> [TASK OBJECTIVE] Reproduce the complete listing without any deviation.

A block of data
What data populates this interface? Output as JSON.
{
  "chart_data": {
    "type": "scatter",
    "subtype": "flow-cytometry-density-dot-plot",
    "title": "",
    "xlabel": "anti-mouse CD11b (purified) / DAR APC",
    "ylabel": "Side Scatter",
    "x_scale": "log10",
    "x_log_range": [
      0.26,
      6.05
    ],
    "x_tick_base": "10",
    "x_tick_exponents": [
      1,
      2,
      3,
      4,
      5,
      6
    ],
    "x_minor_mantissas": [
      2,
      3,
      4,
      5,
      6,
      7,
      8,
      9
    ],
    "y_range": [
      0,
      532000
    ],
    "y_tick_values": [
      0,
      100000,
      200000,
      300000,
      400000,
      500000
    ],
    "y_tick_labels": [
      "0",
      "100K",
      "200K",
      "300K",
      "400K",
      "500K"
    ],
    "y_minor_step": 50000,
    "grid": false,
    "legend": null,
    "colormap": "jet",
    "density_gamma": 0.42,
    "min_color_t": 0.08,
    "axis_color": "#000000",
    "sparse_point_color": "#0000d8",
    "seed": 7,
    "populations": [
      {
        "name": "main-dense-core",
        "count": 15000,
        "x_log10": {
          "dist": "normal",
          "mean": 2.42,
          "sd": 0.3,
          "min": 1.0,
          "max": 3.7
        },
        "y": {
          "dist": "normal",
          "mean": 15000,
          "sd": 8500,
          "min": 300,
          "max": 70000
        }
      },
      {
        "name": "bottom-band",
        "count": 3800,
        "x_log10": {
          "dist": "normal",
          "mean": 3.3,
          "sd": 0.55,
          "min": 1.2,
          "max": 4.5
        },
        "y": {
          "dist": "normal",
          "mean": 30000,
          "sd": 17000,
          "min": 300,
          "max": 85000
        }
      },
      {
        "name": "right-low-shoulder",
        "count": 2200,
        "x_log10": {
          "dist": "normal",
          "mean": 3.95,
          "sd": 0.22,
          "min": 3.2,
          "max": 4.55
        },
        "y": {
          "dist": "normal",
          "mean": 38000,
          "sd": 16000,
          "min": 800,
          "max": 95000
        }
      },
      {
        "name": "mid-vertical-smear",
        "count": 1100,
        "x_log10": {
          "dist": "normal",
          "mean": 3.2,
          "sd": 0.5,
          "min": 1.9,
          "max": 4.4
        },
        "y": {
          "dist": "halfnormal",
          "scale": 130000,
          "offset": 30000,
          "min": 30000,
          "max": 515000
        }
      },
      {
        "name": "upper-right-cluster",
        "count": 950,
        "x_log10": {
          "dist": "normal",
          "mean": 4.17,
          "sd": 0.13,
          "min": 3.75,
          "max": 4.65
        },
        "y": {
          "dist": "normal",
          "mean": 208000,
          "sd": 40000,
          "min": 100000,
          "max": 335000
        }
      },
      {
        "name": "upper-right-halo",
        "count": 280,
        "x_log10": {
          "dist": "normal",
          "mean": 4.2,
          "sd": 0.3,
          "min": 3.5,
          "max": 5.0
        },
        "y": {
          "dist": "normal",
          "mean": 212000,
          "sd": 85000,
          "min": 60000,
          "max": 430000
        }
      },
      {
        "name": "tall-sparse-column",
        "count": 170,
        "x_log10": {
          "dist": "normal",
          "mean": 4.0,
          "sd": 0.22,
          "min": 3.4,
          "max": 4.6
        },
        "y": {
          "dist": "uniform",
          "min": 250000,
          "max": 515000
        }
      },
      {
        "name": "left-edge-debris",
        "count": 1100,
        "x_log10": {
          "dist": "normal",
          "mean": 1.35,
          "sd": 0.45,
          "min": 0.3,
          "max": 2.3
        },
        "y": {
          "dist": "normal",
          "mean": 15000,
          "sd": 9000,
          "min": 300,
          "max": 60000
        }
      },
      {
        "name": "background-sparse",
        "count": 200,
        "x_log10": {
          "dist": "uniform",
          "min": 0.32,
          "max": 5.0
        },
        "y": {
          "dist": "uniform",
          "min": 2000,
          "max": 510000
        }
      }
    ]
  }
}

> [ANSWER TO THE TASK]
What data populates this interface? Output as JSON.
{
  "chart_data": {
    "type": "scatter",
    "subtype": "flow-cytometry-density-dot-plot",
    "title": "",
    "xlabel": "anti-mouse CD11b (purified) / DAR APC",
    "ylabel": "Side Scatter",
    "x_scale": "log10",
    "x_log_range": [
      0.26,
      6.05
    ],
    "x_tick_base": "10",
    "x_tick_exponents": [
      1,
      2,
      3,
      4,
      5,
      6
    ],
    "x_minor_mantissas": [
      2,
      3,
      4,
      5,
      6,
      7,
      8,
      9
    ],
    "y_range": [
      0,
      532000
    ],
    "y_tick_values": [
      0,
      100000,
      200000,
      300000,
      400000,
      500000
    ],
    "y_tick_labels": [
      "0",
      "100K",
      "200K",
      "300K",
      "400K",
      "500K"
    ],
    "y_minor_step": 50000,
    "grid": false,
    "legend": null,
    "colormap": "jet",
    "density_gamma": 0.42,
    "min_color_t": 0.08,
    "axis_color": "#000000",
    "sparse_point_color": "#0000d8",
    "seed": 7,
    "populations": [
      {
        "name": "main-dense-core",
        "count": 15000,
        "x_log10": {
          "dist": "normal",
          "mean": 2.42,
          "sd": 0.3,
          "min": 1.0,
          "max": 3.7
        },
        "y": {
          "dist": "normal",
          "mean": 15000,
          "sd": 8500,
          "min": 300,
          "max": 70000
        }
      },
      {
        "name": "bottom-band",
        "count": 3800,
        "x_log10": {
          "dist": "normal",
          "mean": 3.3,
          "sd": 0.55,
          "min": 1.2,
          "max": 4.5
        },
        "y": {
          "dist": "normal",
          "mean": 30000,
          "sd": 17000,
          "min": 300,
          "max": 85000
        }
      },
      {
        "name": "right-low-shoulder",
        "count": 2200,
        "x_log10": {
          "dist": "normal",
          "mean": 3.95,
          "sd": 0.22,
          "min": 3.2,
          "max": 4.55
        },
        "y": {
          "dist": "normal",
          "mean": 38000,
          "sd": 16000,
          "min": 800,
          "max": 95000
        }
      },
      {
        "name": "mid-vertical-smear",
        "count": 1100,
        "x_log10": {
          "dist": "normal",
          "mean": 3.2,
          "sd": 0.5,
          "min": 1.9,
          "max": 4.4
        },
        "y": {
          "dist": "halfnormal",
          "scale": 130000,
          "offset": 30000,
          "min": 30000,
          "max": 515000
        }
      },
      {
        "name": "upper-right-cluster",
        "count": 950,
        "x_log10": {
          "dist": "normal",
          "mean": 4.17,
          "sd": 0.13,
          "min": 3.75,
          "max": 4.65
        },
        "y": {
          "dist": "normal",
          "mean": 208000,
          "sd": 40000,
          "min": 100000,
          "max": 335000
        }
      },
      {
        "name": "upper-right-halo",
        "count": 280,
        "x_log10": {
          "dist": "normal",
          "mean": 4.2,
          "sd": 0.3,
          "min": 3.5,
          "max": 5.0
        },
        "y": {
          "dist": "normal",
          "mean": 212000,
          "sd": 85000,
          "min": 60000,
          "max": 430000
        }
      },
      {
        "name": "tall-sparse-column",
        "count": 170,
        "x_log10": {
          "dist": "normal",
          "mean": 4.0,
          "sd": 0.22,
          "min": 3.4,
          "max": 4.6
        },
        "y": {
          "dist": "uniform",
          "min": 250000,
          "max": 515000
        }
      },
      {
        "name": "left-edge-debris",
        "count": 1100,
        "x_log10": {
          "dist": "normal",
          "mean": 1.35,
          "sd": 0.45,
          "min": 0.3,
          "max": 2.3
        },
        "y": {
          "dist": "normal",
          "mean": 15000,
          "sd": 9000,
          "min": 300,
          "max": 60000
        }
      },
      {
        "name": "background-sparse",
        "count": 200,
        "x_log10": {
          "dist": "uniform",
          "min": 0.32,
          "max": 5.0
        },
        "y": {
          "dist": "uniform",
          "min": 2000,
          "max": 510000
        }
      }
    ]
  }
}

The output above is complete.